* PROVIDED INFORMATION *
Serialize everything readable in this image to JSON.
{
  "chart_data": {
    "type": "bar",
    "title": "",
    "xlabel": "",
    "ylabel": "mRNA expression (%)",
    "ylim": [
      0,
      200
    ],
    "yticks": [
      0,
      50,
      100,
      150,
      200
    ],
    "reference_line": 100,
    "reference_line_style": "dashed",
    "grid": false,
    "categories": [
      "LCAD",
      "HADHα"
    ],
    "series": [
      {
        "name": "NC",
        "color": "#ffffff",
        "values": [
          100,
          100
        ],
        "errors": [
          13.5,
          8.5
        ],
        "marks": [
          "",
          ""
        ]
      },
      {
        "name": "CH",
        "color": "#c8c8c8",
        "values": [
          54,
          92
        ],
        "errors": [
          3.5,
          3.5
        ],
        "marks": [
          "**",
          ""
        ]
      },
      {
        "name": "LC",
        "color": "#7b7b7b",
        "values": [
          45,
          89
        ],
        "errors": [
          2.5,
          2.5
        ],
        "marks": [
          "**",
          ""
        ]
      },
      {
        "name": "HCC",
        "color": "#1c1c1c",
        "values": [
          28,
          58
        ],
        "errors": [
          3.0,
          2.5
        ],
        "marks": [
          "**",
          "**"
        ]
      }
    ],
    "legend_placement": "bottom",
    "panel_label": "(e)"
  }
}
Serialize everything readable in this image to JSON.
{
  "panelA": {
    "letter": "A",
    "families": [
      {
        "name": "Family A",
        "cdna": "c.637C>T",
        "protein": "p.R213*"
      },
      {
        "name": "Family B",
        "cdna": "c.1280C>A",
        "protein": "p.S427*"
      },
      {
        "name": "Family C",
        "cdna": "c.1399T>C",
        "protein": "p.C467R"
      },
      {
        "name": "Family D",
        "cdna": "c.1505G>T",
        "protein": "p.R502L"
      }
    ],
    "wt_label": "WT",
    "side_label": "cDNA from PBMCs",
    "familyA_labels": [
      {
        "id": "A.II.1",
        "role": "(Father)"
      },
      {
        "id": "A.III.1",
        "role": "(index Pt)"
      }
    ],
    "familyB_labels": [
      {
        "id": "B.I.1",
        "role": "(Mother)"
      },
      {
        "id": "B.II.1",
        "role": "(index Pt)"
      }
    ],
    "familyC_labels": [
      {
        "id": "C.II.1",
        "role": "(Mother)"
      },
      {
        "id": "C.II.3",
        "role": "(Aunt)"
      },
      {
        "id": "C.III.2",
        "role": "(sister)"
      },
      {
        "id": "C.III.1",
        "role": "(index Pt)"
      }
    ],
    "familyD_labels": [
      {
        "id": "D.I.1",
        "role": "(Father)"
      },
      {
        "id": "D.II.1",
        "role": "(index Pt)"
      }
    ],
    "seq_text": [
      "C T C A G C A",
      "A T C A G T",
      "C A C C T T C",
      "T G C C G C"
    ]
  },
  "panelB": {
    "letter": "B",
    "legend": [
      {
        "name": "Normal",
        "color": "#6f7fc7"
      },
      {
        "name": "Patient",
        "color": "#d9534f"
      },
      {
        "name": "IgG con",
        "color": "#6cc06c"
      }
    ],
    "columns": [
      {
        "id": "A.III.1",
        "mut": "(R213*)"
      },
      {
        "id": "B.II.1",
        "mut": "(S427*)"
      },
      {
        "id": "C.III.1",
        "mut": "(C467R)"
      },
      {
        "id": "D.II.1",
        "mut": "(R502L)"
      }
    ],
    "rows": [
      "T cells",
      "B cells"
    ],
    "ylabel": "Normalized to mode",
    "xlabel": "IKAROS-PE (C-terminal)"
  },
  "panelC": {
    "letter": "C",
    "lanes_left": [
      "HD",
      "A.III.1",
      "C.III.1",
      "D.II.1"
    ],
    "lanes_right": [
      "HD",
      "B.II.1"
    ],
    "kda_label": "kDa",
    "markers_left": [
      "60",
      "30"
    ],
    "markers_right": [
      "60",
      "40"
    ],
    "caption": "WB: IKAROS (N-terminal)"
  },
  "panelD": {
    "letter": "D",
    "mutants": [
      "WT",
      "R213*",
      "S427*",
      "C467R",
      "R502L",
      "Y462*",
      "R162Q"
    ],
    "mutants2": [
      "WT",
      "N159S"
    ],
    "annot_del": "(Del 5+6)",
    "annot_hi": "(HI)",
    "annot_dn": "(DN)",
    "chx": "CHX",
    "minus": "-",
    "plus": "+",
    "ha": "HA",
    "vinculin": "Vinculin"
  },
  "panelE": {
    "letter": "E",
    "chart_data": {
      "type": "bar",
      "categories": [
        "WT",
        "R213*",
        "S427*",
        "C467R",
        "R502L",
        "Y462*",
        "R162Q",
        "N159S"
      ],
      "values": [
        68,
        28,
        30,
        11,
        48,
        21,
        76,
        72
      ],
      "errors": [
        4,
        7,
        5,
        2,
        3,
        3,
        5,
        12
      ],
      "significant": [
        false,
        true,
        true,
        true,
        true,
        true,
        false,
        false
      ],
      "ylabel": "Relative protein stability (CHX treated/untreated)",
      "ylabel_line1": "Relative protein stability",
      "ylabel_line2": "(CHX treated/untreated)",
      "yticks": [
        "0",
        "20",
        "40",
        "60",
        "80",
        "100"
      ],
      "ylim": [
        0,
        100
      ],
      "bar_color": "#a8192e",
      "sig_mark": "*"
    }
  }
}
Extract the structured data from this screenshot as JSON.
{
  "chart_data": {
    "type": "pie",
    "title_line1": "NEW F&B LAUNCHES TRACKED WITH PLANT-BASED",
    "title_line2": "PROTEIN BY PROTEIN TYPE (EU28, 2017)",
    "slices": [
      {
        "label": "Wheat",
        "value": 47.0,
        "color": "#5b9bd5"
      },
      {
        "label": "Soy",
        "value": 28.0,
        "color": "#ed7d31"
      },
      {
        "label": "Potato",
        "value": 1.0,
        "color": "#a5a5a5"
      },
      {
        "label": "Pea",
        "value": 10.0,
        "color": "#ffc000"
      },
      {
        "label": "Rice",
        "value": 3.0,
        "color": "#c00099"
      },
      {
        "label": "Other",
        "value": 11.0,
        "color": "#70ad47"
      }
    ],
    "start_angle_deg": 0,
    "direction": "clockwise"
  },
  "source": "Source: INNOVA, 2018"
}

* WORK INSTRUCTIONS *
The listing above is to be copied exactly, in full.

* COMPLETED EXERCISE *
Serialize everything readable in this image to JSON.
{
  "chart_data": {
    "type": "bar",
    "title": "",
    "xlabel": "",
    "ylabel": "mRNA expression (%)",
    "ylim": [
      0,
      200
    ],
    "yticks": [
      0,
      50,
      100,
      150,
      200
    ],
    "reference_line": 100,
    "reference_line_style": "dashed",
    "grid": false,
    "categories": [
      "LCAD",
      "HADHα"
    ],
    "series": [
      {
        "name": "NC",
        "color": "#ffffff",
        "values": [
          100,
          100
        ],
        "errors": [
          13.5,
          8.5
        ],
        "marks": [
          "",
          ""
        ]
      },
      {
        "name": "CH",
        "color": "#c8c8c8",
        "values": [
          54,
          92
        ],
        "errors": [
          3.5,
          3.5
        ],
        "marks": [
          "**",
          ""
        ]
      },
      {
        "name": "LC",
        "color": "#7b7b7b",
        "values": [
          45,
          89
        ],
        "errors": [
          2.5,
          2.5
        ],
        "marks": [
          "**",
          ""
        ]
      },
      {
        "name": "HCC",
        "color": "#1c1c1c",
        "values": [
          28,
          58
        ],
        "errors": [
          3.0,
          2.5
        ],
        "marks": [
          "**",
          "**"
        ]
      }
    ],
    "legend_placement": "bottom",
    "panel_label": "(e)"
  }
}
Serialize everything readable in this image to JSON.
{
  "panelA": {
    "letter": "A",
    "families": [
      {
        "name": "Family A",
        "cdna": "c.637C>T",
        "protein": "p.R213*"
      },
      {
        "name": "Family B",
        "cdna": "c.1280C>A",
        "protein": "p.S427*"
      },
      {
        "name": "Family C",
        "cdna": "c.1399T>C",
        "protein": "p.C467R"
      },
      {
        "name": "Family D",
        "cdna": "c.1505G>T",
        "protein": "p.R502L"
      }
    ],
    "wt_label": "WT",
    "side_label": "cDNA from PBMCs",
    "familyA_labels": [
      {
        "id": "A.II.1",
        "role": "(Father)"
      },
      {
        "id": "A.III.1",
        "role": "(index Pt)"
      }
    ],
    "familyB_labels": [
      {
        "id": "B.I.1",
        "role": "(Mother)"
      },
      {
        "id": "B.II.1",
        "role": "(index Pt)"
      }
    ],
    "familyC_labels": [
      {
        "id": "C.II.1",
        "role": "(Mother)"
      },
      {
        "id": "C.II.3",
        "role": "(Aunt)"
      },
      {
        "id": "C.III.2",
        "role": "(sister)"
      },
      {
        "id": "C.III.1",
        "role": "(index Pt)"
      }
    ],
    "familyD_labels": [
      {
        "id": "D.I.1",
        "role": "(Father)"
      },
      {
        "id": "D.II.1",
        "role": "(index Pt)"
      }
    ],
    "seq_text": [
      "C T C A G C A",
      "A T C A G T",
      "C A C C T T C",
      "T G C C G C"
    ]
  },
  "panelB": {
    "letter": "B",
    "legend": [
      {
        "name": "Normal",
        "color": "#6f7fc7"
      },
      {
        "name": "Patient",
        "color": "#d9534f"
      },
      {
        "name": "IgG con",
        "color": "#6cc06c"
      }
    ],
    "columns": [
      {
        "id": "A.III.1",
        "mut": "(R213*)"
      },
      {
        "id": "B.II.1",
        "mut": "(S427*)"
      },
      {
        "id": "C.III.1",
        "mut": "(C467R)"
      },
      {
        "id": "D.II.1",
        "mut": "(R502L)"
      }
    ],
    "rows": [
      "T cells",
      "B cells"
    ],
    "ylabel": "Normalized to mode",
    "xlabel": "IKAROS-PE (C-terminal)"
  },
  "panelC": {
    "letter": "C",
    "lanes_left": [
      "HD",
      "A.III.1",
      "C.III.1",
      "D.II.1"
    ],
    "lanes_right": [
      "HD",
      "B.II.1"
    ],
    "kda_label": "kDa",
    "markers_left": [
      "60",
      "30"
    ],
    "markers_right": [
      "60",
      "40"
    ],
    "caption": "WB: IKAROS (N-terminal)"
  },
  "panelD": {
    "letter": "D",
    "mutants": [
      "WT",
      "R213*",
      "S427*",
      "C467R",
      "R502L",
      "Y462*",
      "R162Q"
    ],
    "mutants2": [
      "WT",
      "N159S"
    ],
    "annot_del": "(Del 5+6)",
    "annot_hi": "(HI)",
    "annot_dn": "(DN)",
    "chx": "CHX",
    "minus": "-",
    "plus": "+",
    "ha": "HA",
    "vinculin": "Vinculin"
  },
  "panelE": {
    "letter": "E",
    "chart_data": {
      "type": "bar",
      "categories": [
        "WT",
        "R213*",
        "S427*",
        "C467R",
        "R502L",
        "Y462*",
        "R162Q",
        "N159S"
      ],
      "values": [
        68,
        28,
        30,
        11,
        48,
        21,
        76,
        72
      ],
      "errors": [
        4,
        7,
        5,
        2,
        3,
        3,
        5,
        12
      ],
      "significant": [
        false,
        true,
        true,
        true,
        true,
        true,
        false,
        false
      ],
      "ylabel": "Relative protein stability (CHX treated/untreated)",
      "ylabel_line1": "Relative protein stability",
      "ylabel_line2": "(CHX treated/untreated)",
      "yticks": [
        "0",
        "20",
        "40",
        "60",
        "80",
        "100"
      ],
      "ylim": [
        0,
        100
      ],
      "bar_color": "#a8192e",
      "sig_mark": "*"
    }
  }
}
Extract the structured data from this screenshot as JSON.
{
  "chart_data": {
    "type": "pie",
    "title_line1": "NEW F&B LAUNCHES TRACKED WITH PLANT-BASED",
    "title_line2": "PROTEIN BY PROTEIN TYPE (EU28, 2017)",
    "slices": [
      {
        "label": "Wheat",
        "value": 47.0,
        "color": "#5b9bd5"
      },
      {
        "label": "Soy",
        "value": 28.0,
        "color": "#ed7d31"
      },
      {
        "label": "Potato",
        "value": 1.0,
        "color": "#a5a5a5"
      },
      {
        "label": "Pea",
        "value": 10.0,
        "color": "#ffc000"
      },
      {
        "label": "Rice",
        "value": 3.0,
        "color": "#c00099"
      },
      {
        "label": "Other",
        "value": 11.0,
        "color": "#70ad47"
      }
    ],
    "start_angle_deg": 0,
    "direction": "clockwise"
  },
  "source": "Source: INNOVA, 2018"
}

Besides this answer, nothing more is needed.